**Instruction:** Quote the whole listing exactly. Leave the pictures out of your copy.

----------

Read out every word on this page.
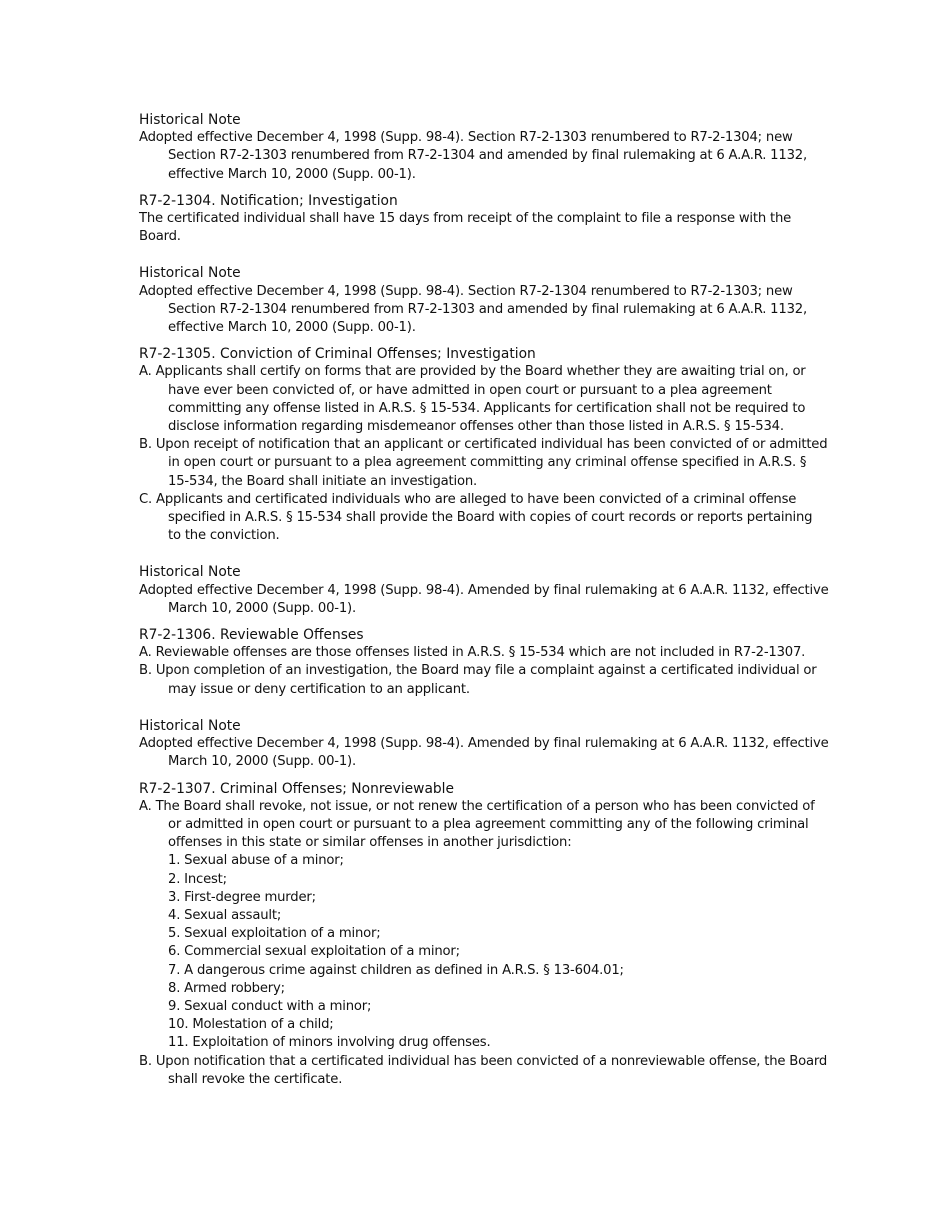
Historical Note

Adopted effective December 4, 1998 (Supp. 98-4). Section R7-2-1303 renumbered to R7-2-1304; new Section R7-2-1303 renumbered from R7-2-1304 and amended by final rulemaking at 6 A.A.R. 1132, effective March 10, 2000 (Supp. 00-1).

R7-2-1304. Notification; Investigation

The certificated individual shall have 15 days from receipt of the complaint to file a response with the Board.

Historical Note

Adopted effective December 4, 1998 (Supp. 98-4). Section R7-2-1304 renumbered to R7-2-1303; new Section R7-2-1304 renumbered from R7-2-1303 and amended by final rulemaking at 6 A.A.R. 1132, effective March 10, 2000 (Supp. 00-1).

R7-2-1305. Conviction of Criminal Offenses; Investigation

A. Applicants shall certify on forms that are provided by the Board whether they are awaiting trial on, or have ever been convicted of, or have admitted in open court or pursuant to a plea agreement committing any offense listed in A.R.S. § 15-534. Applicants for certification shall not be required to disclose information regarding misdemeanor offenses other than those listed in A.R.S. § 15-534.

B. Upon receipt of notification that an applicant or certificated individual has been convicted of or admitted in open court or pursuant to a plea agreement committing any criminal offense specified in A.R.S. § 15-534, the Board shall initiate an investigation.

C. Applicants and certificated individuals who are alleged to have been convicted of a criminal offense specified in A.R.S. § 15-534 shall provide the Board with copies of court records or reports pertaining to the conviction.

Historical Note

Adopted effective December 4, 1998 (Supp. 98-4). Amended by final rulemaking at 6 A.A.R. 1132, effective March 10, 2000 (Supp. 00-1).

R7-2-1306. Reviewable Offenses

A. Reviewable offenses are those offenses listed in A.R.S. § 15-534 which are not included in R7-2-1307.

B. Upon completion of an investigation, the Board may file a complaint against a certificated individual or may issue or deny certification to an applicant.

Historical Note

Adopted effective December 4, 1998 (Supp. 98-4). Amended by final rulemaking at 6 A.A.R. 1132, effective March 10, 2000 (Supp. 00-1).

R7-2-1307. Criminal Offenses; Nonreviewable

A. The Board shall revoke, not issue, or not renew the certification of a person who has been convicted of or admitted in open court or pursuant to a plea agreement committing any of the following criminal offenses in this state or similar offenses in another jurisdiction:

1. Sexual abuse of a minor;

2. Incest;

3. First-degree murder;

4. Sexual assault;

5. Sexual exploitation of a minor;

6. Commercial sexual exploitation of a minor;

7. A dangerous crime against children as defined in A.R.S. § 13-604.01;

8. Armed robbery;

9. Sexual conduct with a minor;

10. Molestation of a child;

11. Exploitation of minors involving drug offenses.

B. Upon notification that a certificated individual has been convicted of a nonreviewable offense, the Board shall revoke the certificate.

----------

**Finished task:**
Read out every word on this page.
Historical Note

Adopted effective December 4, 1998 (Supp. 98-4). Section R7-2-1303 renumbered to R7-2-1304; new Section R7-2-1303 renumbered from R7-2-1304 and amended by final rulemaking at 6 A.A.R. 1132, effective March 10, 2000 (Supp. 00-1).

R7-2-1304. Notification; Investigation

The certificated individual shall have 15 days from receipt of the complaint to file a response with the Board.

Historical Note

Adopted effective December 4, 1998 (Supp. 98-4). Section R7-2-1304 renumbered to R7-2-1303; new Section R7-2-1304 renumbered from R7-2-1303 and amended by final rulemaking at 6 A.A.R. 1132, effective March 10, 2000 (Supp. 00-1).

R7-2-1305. Conviction of Criminal Offenses; Investigation

A. Applicants shall certify on forms that are provided by the Board whether they are awaiting trial on, or have ever been convicted of, or have admitted in open court or pursuant to a plea agreement committing any offense listed in A.R.S. § 15-534. Applicants for certification shall not be required to disclose information regarding misdemeanor offenses other than those listed in A.R.S. § 15-534.

B. Upon receipt of notification that an applicant or certificated individual has been convicted of or admitted in open court or pursuant to a plea agreement committing any criminal offense specified in A.R.S. § 15-534, the Board shall initiate an investigation.

C. Applicants and certificated individuals who are alleged to have been convicted of a criminal offense specified in A.R.S. § 15-534 shall provide the Board with copies of court records or reports pertaining to the conviction.

Historical Note

Adopted effective December 4, 1998 (Supp. 98-4). Amended by final rulemaking at 6 A.A.R. 1132, effective March 10, 2000 (Supp. 00-1).

R7-2-1306. Reviewable Offenses

A. Reviewable offenses are those offenses listed in A.R.S. § 15-534 which are not included in R7-2-1307.

B. Upon completion of an investigation, the Board may file a complaint against a certificated individual or may issue or deny certification to an applicant.

Historical Note

Adopted effective December 4, 1998 (Supp. 98-4). Amended by final rulemaking at 6 A.A.R. 1132, effective March 10, 2000 (Supp. 00-1).

R7-2-1307. Criminal Offenses; Nonreviewable

A. The Board shall revoke, not issue, or not renew the certification of a person who has been convicted of or admitted in open court or pursuant to a plea agreement committing any of the following criminal offenses in this state or similar offenses in another jurisdiction:

1. Sexual abuse of a minor;

2. Incest;

3. First-degree murder;

4. Sexual assault;

5. Sexual exploitation of a minor;

6. Commercial sexual exploitation of a minor;

7. A dangerous crime against children as defined in A.R.S. § 13-604.01;

8. Armed robbery;

9. Sexual conduct with a minor;

10. Molestation of a child;

11. Exploitation of minors involving drug offenses.

B. Upon notification that a certificated individual has been convicted of a nonreviewable offense, the Board shall revoke the certificate.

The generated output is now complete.